Reply with one number: the count of lines in the records below that hold "Joya".

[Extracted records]
⟨
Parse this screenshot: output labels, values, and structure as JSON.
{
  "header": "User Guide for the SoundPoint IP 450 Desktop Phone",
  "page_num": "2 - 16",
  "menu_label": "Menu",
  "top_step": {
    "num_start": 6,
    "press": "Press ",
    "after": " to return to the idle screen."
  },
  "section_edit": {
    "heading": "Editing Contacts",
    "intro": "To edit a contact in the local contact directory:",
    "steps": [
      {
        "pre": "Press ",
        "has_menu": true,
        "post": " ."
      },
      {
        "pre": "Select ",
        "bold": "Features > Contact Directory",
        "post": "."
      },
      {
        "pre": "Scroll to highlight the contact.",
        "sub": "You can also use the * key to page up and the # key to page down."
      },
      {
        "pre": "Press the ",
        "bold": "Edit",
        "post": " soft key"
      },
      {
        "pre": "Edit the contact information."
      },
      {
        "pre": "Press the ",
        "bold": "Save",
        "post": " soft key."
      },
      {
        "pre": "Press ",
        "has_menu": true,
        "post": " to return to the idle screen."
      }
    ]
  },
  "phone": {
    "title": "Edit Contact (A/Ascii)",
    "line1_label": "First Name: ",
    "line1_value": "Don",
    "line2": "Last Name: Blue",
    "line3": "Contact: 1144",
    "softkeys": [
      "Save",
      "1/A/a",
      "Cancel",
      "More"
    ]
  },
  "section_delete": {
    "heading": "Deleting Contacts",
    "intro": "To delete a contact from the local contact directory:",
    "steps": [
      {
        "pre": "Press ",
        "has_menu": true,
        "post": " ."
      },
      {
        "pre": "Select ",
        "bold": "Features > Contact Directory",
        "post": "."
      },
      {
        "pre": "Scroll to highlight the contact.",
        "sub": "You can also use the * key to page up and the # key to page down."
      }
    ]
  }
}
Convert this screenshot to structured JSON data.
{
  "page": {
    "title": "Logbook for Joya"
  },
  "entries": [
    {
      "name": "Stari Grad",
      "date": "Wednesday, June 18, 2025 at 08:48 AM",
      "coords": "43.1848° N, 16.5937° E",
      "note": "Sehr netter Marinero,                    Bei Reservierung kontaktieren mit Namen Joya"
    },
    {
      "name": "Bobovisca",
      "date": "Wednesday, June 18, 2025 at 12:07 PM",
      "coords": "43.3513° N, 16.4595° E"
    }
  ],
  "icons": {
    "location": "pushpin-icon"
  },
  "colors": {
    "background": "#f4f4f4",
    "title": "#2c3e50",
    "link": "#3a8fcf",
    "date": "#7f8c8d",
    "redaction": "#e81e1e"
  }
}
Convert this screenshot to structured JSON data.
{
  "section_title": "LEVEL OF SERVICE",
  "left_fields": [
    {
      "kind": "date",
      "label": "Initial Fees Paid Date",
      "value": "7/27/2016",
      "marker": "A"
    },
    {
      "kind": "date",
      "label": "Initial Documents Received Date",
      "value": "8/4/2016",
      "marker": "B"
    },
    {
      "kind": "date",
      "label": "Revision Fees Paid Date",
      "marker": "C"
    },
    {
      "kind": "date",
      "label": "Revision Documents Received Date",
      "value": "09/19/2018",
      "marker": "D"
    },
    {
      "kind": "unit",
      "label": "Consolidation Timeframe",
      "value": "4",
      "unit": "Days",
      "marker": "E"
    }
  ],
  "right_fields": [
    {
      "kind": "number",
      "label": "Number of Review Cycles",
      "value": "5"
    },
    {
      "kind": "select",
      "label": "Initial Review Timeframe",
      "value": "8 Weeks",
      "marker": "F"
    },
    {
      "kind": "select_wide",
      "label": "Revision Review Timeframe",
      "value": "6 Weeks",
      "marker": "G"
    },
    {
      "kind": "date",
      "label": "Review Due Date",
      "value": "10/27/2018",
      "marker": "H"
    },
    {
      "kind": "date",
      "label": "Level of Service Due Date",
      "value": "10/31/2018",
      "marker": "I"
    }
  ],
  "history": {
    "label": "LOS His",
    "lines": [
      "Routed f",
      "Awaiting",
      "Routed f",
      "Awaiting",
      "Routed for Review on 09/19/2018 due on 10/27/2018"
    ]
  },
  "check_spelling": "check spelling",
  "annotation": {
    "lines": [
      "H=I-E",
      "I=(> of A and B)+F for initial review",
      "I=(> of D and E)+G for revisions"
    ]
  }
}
⟩
-- Solution to the exercise --
2